> [TASK PROMPT]
All of the data must be printed exactly; please include every line.

[Begin DATA PROVIDED]

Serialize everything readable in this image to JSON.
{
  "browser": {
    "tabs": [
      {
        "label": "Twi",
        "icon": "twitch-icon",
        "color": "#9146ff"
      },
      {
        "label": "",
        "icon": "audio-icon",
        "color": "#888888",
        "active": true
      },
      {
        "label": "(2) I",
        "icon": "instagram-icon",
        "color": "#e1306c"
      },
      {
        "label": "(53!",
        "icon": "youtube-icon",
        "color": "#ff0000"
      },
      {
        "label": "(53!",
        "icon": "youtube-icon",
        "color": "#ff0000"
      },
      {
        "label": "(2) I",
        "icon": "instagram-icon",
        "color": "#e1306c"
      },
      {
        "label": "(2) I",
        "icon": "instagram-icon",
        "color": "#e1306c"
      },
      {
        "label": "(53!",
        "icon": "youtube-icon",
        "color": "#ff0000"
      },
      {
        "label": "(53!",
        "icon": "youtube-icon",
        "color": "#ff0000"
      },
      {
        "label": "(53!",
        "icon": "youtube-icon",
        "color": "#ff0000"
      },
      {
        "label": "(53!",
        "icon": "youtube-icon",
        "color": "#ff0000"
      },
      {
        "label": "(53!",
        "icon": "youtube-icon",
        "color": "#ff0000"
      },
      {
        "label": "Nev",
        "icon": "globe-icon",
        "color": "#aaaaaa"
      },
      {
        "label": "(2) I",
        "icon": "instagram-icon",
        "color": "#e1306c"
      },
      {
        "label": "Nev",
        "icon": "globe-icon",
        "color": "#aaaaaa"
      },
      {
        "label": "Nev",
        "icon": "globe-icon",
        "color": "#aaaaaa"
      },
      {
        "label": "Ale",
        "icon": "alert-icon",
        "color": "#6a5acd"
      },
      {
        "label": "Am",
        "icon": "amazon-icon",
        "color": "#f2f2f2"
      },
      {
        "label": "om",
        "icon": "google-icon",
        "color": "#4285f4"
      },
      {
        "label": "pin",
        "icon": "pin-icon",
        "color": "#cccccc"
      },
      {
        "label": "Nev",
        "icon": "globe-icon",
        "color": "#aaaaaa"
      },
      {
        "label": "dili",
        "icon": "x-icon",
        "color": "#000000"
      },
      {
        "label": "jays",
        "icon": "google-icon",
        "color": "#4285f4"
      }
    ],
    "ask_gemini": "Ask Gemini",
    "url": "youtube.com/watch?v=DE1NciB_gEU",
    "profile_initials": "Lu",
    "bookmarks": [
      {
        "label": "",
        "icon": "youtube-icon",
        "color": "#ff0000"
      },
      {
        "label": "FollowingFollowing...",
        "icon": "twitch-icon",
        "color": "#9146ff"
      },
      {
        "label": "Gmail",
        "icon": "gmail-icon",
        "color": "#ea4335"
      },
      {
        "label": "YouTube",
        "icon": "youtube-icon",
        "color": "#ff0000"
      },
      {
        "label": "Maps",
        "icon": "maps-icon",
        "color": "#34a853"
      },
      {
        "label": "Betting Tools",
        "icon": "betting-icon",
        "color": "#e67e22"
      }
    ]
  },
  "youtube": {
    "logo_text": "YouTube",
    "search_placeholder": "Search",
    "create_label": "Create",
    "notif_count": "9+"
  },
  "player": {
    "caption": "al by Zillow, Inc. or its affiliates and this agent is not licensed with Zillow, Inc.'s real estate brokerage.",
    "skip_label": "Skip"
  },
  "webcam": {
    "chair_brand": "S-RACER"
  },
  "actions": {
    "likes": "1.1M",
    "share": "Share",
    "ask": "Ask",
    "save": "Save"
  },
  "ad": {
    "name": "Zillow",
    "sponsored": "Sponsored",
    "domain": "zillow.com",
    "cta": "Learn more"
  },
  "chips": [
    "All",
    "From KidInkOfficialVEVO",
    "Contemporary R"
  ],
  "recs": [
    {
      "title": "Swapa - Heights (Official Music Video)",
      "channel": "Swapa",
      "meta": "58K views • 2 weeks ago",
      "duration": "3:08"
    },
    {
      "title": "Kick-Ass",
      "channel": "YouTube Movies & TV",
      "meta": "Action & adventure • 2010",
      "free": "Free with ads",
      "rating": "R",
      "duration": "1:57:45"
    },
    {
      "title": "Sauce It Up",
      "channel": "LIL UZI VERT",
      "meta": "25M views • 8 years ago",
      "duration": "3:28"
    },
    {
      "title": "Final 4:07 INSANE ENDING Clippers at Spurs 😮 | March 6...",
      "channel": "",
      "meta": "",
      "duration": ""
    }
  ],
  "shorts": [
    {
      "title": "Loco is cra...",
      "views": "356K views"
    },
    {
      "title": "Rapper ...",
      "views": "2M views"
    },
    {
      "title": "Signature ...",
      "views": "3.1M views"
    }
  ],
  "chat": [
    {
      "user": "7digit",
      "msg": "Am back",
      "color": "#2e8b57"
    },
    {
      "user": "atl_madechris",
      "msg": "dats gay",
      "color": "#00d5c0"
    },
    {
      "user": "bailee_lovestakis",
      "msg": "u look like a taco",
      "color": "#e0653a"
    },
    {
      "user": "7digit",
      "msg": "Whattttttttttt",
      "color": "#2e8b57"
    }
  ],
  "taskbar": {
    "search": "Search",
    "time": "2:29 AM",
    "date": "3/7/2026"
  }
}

[End DATA PROVIDED]

> [SOLUTION]
Serialize everything readable in this image to JSON.
{
  "browser": {
    "tabs": [
      {
        "label": "Twi",
        "icon": "twitch-icon",
        "color": "#9146ff"
      },
      {
        "label": "",
        "icon": "audio-icon",
        "color": "#888888",
        "active": true
      },
      {
        "label": "(2) I",
        "icon": "instagram-icon",
        "color": "#e1306c"
      },
      {
        "label": "(53!",
        "icon": "youtube-icon",
        "color": "#ff0000"
      },
      {
        "label": "(53!",
        "icon": "youtube-icon",
        "color": "#ff0000"
      },
      {
        "label": "(2) I",
        "icon": "instagram-icon",
        "color": "#e1306c"
      },
      {
        "label": "(2) I",
        "icon": "instagram-icon",
        "color": "#e1306c"
      },
      {
        "label": "(53!",
        "icon": "youtube-icon",
        "color": "#ff0000"
      },
      {
        "label": "(53!",
        "icon": "youtube-icon",
        "color": "#ff0000"
      },
      {
        "label": "(53!",
        "icon": "youtube-icon",
        "color": "#ff0000"
      },
      {
        "label": "(53!",
        "icon": "youtube-icon",
        "color": "#ff0000"
      },
      {
        "label": "(53!",
        "icon": "youtube-icon",
        "color": "#ff0000"
      },
      {
        "label": "Nev",
        "icon": "globe-icon",
        "color": "#aaaaaa"
      },
      {
        "label": "(2) I",
        "icon": "instagram-icon",
        "color": "#e1306c"
      },
      {
        "label": "Nev",
        "icon": "globe-icon",
        "color": "#aaaaaa"
      },
      {
        "label": "Nev",
        "icon": "globe-icon",
        "color": "#aaaaaa"
      },
      {
        "label": "Ale",
        "icon": "alert-icon",
        "color": "#6a5acd"
      },
      {
        "label": "Am",
        "icon": "amazon-icon",
        "color": "#f2f2f2"
      },
      {
        "label": "om",
        "icon": "google-icon",
        "color": "#4285f4"
      },
      {
        "label": "pin",
        "icon": "pin-icon",
        "color": "#cccccc"
      },
      {
        "label": "Nev",
        "icon": "globe-icon",
        "color": "#aaaaaa"
      },
      {
        "label": "dili",
        "icon": "x-icon",
        "color": "#000000"
      },
      {
        "label": "jays",
        "icon": "google-icon",
        "color": "#4285f4"
      }
    ],
    "ask_gemini": "Ask Gemini",
    "url": "youtube.com/watch?v=DE1NciB_gEU",
    "profile_initials": "Lu",
    "bookmarks": [
      {
        "label": "",
        "icon": "youtube-icon",
        "color": "#ff0000"
      },
      {
        "label": "FollowingFollowing...",
        "icon": "twitch-icon",
        "color": "#9146ff"
      },
      {
        "label": "Gmail",
        "icon": "gmail-icon",
        "color": "#ea4335"
      },
      {
        "label": "YouTube",
        "icon": "youtube-icon",
        "color": "#ff0000"
      },
      {
        "label": "Maps",
        "icon": "maps-icon",
        "color": "#34a853"
      },
      {
        "label": "Betting Tools",
        "icon": "betting-icon",
        "color": "#e67e22"
      }
    ]
  },
  "youtube": {
    "logo_text": "YouTube",
    "search_placeholder": "Search",
    "create_label": "Create",
    "notif_count": "9+"
  },
  "player": {
    "caption": "al by Zillow, Inc. or its affiliates and this agent is not licensed with Zillow, Inc.'s real estate brokerage.",
    "skip_label": "Skip"
  },
  "webcam": {
    "chair_brand": "S-RACER"
  },
  "actions": {
    "likes": "1.1M",
    "share": "Share",
    "ask": "Ask",
    "save": "Save"
  },
  "ad": {
    "name": "Zillow",
    "sponsored": "Sponsored",
    "domain": "zillow.com",
    "cta": "Learn more"
  },
  "chips": [
    "All",
    "From KidInkOfficialVEVO",
    "Contemporary R"
  ],
  "recs": [
    {
      "title": "Swapa - Heights (Official Music Video)",
      "channel": "Swapa",
      "meta": "58K views • 2 weeks ago",
      "duration": "3:08"
    },
    {
      "title": "Kick-Ass",
      "channel": "YouTube Movies & TV",
      "meta": "Action & adventure • 2010",
      "free": "Free with ads",
      "rating": "R",
      "duration": "1:57:45"
    },
    {
      "title": "Sauce It Up",
      "channel": "LIL UZI VERT",
      "meta": "25M views • 8 years ago",
      "duration": "3:28"
    },
    {
      "title": "Final 4:07 INSANE ENDING Clippers at Spurs 😮 | March 6...",
      "channel": "",
      "meta": "",
      "duration": ""
    }
  ],
  "shorts": [
    {
      "title": "Loco is cra...",
      "views": "356K views"
    },
    {
      "title": "Rapper ...",
      "views": "2M views"
    },
    {
      "title": "Signature ...",
      "views": "3.1M views"
    }
  ],
  "chat": [
    {
      "user": "7digit",
      "msg": "Am back",
      "color": "#2e8b57"
    },
    {
      "user": "atl_madechris",
      "msg": "dats gay",
      "color": "#00d5c0"
    },
    {
      "user": "bailee_lovestakis",
      "msg": "u look like a taco",
      "color": "#e0653a"
    },
    {
      "user": "7digit",
      "msg": "Whattttttttttt",
      "color": "#2e8b57"
    }
  ],
  "taskbar": {
    "search": "Search",
    "time": "2:29 AM",
    "date": "3/7/2026"
  }
}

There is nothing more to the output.